**Selected excerpt:**
§ §
Feedback is a really useful business tool, and we all need to use it in an objective and constructive manner. I'm surprised at the number of CMs who ask for feedback then take offense at the least suggestion that their practice is anything less than perfect. In contrast, a lot of businesses spend a lot of money on customer research, desperately digging for the vital information that will help them improve by even a fraction of a % cos they know that can give them the edge in a competitive environment. It's free information.

In short, don't ask the question if you only want to hear a particular answer.

'Positive' feedback is good, but 'negative' feedback is better. :thumbsup:

I would love parents to give me just one specific idea, suggestion or area for improvement when they do feedback questionnaires. I know I'm far from perfect, but I get regular 'glowing' feedback. I suspect it's mums being too polite, or afraid they'll upset me and lose their childcare when I fly off the handle.

We all need so-called 'negative' feedback to improve our businesses and to demonstrate to Ofsted that we respond to parents' comments.

Sometimes that might just be that we see we need to communicate how we do things to parents a little more. (And here I will refer to the OP) eg. I would not change th activities I do just because a child gets messy, but I would have taken that comment as a sign that I need to be sure paretns are aware of what will happen: yes, your child will get messy here, so don't send them in inappropriate attire.

EmmaReed84
11-07-2013, 10:03 AM
(This is not aimed at the OP, so please don't take offence.)

Feedback is a really useful business tool, and we all need to use it in an objective and constructive manner. I'm surprised at the number of CMs who ask for feedback then take offense at the least suggestion that their practice is anything less than perfect. In contrast, a lot of businesses spend a lot of money on customer research, desperately digging for the vital information that will help them improve by even a fraction of a % cos they know that can give them the edge in a competitive environment. It's free information.
§ §
**Extracted data:**
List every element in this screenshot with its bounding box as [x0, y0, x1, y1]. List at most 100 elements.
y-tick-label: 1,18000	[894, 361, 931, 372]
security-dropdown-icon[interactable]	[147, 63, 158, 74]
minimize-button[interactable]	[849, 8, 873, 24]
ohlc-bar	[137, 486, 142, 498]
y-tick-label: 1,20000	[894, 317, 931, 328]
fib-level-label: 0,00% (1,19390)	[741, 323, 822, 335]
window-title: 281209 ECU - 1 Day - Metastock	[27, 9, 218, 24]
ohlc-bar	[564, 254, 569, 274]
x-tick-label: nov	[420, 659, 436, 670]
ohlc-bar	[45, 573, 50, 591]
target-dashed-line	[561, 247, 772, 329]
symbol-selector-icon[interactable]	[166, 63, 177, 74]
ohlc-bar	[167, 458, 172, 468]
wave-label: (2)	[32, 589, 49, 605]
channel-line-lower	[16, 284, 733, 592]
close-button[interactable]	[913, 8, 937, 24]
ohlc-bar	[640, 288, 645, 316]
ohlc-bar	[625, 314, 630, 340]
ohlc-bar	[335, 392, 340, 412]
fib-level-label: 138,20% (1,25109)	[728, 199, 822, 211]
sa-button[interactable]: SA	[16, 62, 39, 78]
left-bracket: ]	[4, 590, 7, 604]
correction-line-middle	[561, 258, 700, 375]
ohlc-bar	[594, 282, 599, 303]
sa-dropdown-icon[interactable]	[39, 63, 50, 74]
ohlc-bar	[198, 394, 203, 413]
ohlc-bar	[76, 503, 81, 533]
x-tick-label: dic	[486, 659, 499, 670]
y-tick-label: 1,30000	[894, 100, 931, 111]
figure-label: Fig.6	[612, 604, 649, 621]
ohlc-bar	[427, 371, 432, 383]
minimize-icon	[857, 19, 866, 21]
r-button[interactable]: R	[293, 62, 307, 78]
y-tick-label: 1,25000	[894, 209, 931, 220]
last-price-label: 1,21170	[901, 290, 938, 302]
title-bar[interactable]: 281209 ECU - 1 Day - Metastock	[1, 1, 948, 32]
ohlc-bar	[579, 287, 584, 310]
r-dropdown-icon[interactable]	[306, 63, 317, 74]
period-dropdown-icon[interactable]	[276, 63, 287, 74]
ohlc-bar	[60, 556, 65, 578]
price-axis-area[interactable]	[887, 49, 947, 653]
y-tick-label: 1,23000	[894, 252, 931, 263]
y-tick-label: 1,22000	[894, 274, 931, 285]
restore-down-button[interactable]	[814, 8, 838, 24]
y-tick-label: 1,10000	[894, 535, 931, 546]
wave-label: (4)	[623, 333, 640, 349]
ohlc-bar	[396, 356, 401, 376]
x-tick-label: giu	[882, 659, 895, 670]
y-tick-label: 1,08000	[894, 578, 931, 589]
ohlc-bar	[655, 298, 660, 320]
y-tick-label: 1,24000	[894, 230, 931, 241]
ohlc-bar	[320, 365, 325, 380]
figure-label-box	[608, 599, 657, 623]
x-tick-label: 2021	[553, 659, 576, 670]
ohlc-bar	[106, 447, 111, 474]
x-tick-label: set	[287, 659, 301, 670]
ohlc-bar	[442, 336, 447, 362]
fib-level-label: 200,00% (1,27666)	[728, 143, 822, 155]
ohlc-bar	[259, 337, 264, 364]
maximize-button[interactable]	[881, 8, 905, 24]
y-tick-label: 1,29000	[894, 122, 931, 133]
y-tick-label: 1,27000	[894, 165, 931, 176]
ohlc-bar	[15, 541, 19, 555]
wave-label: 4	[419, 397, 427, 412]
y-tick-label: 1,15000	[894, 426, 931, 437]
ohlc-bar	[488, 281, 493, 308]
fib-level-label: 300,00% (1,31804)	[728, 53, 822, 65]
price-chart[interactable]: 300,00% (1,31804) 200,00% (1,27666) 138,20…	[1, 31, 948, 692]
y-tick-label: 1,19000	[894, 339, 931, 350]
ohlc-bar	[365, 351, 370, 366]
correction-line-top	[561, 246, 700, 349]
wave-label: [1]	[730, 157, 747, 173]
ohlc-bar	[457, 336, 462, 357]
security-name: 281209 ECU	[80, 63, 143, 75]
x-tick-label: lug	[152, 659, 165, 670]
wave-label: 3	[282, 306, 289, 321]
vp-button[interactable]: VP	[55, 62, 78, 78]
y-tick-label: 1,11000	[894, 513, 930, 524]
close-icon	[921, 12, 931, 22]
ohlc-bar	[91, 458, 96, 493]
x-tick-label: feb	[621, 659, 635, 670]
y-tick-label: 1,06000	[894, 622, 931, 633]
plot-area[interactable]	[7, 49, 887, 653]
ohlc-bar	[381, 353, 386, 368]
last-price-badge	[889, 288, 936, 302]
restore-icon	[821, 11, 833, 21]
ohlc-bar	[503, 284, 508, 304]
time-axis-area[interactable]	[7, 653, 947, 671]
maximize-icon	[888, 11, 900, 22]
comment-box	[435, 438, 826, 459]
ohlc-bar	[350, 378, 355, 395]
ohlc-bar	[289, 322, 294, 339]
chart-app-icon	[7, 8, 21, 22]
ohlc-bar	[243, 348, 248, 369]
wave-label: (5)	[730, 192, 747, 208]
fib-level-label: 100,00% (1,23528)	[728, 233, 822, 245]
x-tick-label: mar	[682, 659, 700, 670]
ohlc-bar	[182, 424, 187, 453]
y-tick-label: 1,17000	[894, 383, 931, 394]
§ §
**Assignment A:**
Summarize the forum excerpt on feedback in two sentences.
**Assignment B:**
Retype the stretch of the forum excerpt on feedback from "Sometimes that might" through "don't take offence.)".
**Assignment C:**
Extend the forum excerpt on feedback, picking up from where it stops.

**Written response A:**
The excerpt argues that feedback is a useful business tool to be used objectively and constructively, and that "negative" feedback is better than "positive" feedback because it helps improve a business and shows Ofsted a response to parents' comments. The writer would love parents to offer at least one specific suggestion for improvement, suspecting that the regular glowing feedback comes from mums being too polite or afraid of losing their childcare.

**Written response B:**
Sometimes that might just be that we see we need to communicate how we do things to parents a little more. (And here I will refer to the OP) eg. I would not change th activities I do just because a child gets messy, but I would have taken that comment as a sign that I need to be sure paretns are aware of what will happen: yes, your child will get messy here, so don't send them in inappropriate attire.

EmmaReed84
11-07-2013, 10:03 AM
(This is not aimed at the OP, so please don't take offence.)

**Written response C:**
In short, don't ask the question if you only want to hear a particular answer.

'Positive' feedback is good, but 'negative' feedback is better. :thumbsup:

I would love parents to give me just one specific idea, suggestion or area for improvement when they do feedback questionnaires. I know I'm far from perfect, but I get regular 'glowing' feedback. I suspect it's mums being too polite, or afraid they'll upset me and lose their childcare when I fly off the handle.

We all need so-called 'negative' feedback to improve our businesses and to demonstrate to Ofsted that we respond to parents' comments.

Sometimes that might just be that we see we need to communicate how we do things to parents a little more. (And here I will refer to the OP) eg. I would not change th activities I do just because a child gets messy, but I would have taken that comment as a sign that I need to be sure paretns are aware of what will happen: yes, your child will get messy here, so don't send them in inappropriate attire.

You mean "constructive feedback" :thumbsup:

bunyip
11-07-2013, 10:17 AM
You mean "constructive feedback" :thumbsup:

Sort of........................yes and no.

It isn't my clients job to necessarily be constructive or provide solutions. But it's useful if they tell me if they perceive a problem. It's my business, so it's my job to provide the solution if there is one. Although sometimes we have to pick out what really matters and what is realistically achievable with the resources available to us.

munch149
12-07-2013, 07:36 AM
I wasn't offended just found the comments she made random (don't take offence to your comment either). I welcome constructive feedback but just thought these were areas out of my control or things I didn't really know how to improve as thought I was doing them well already but have had some good ideas from people on here which I'm sure will help. I am now sharing videos with parents on Facebook which they love and this idea actually saves me time yet improves communication with parents. I would live little clips of my child at setting too if it was other way around will certainly be doing lots more videos now in future.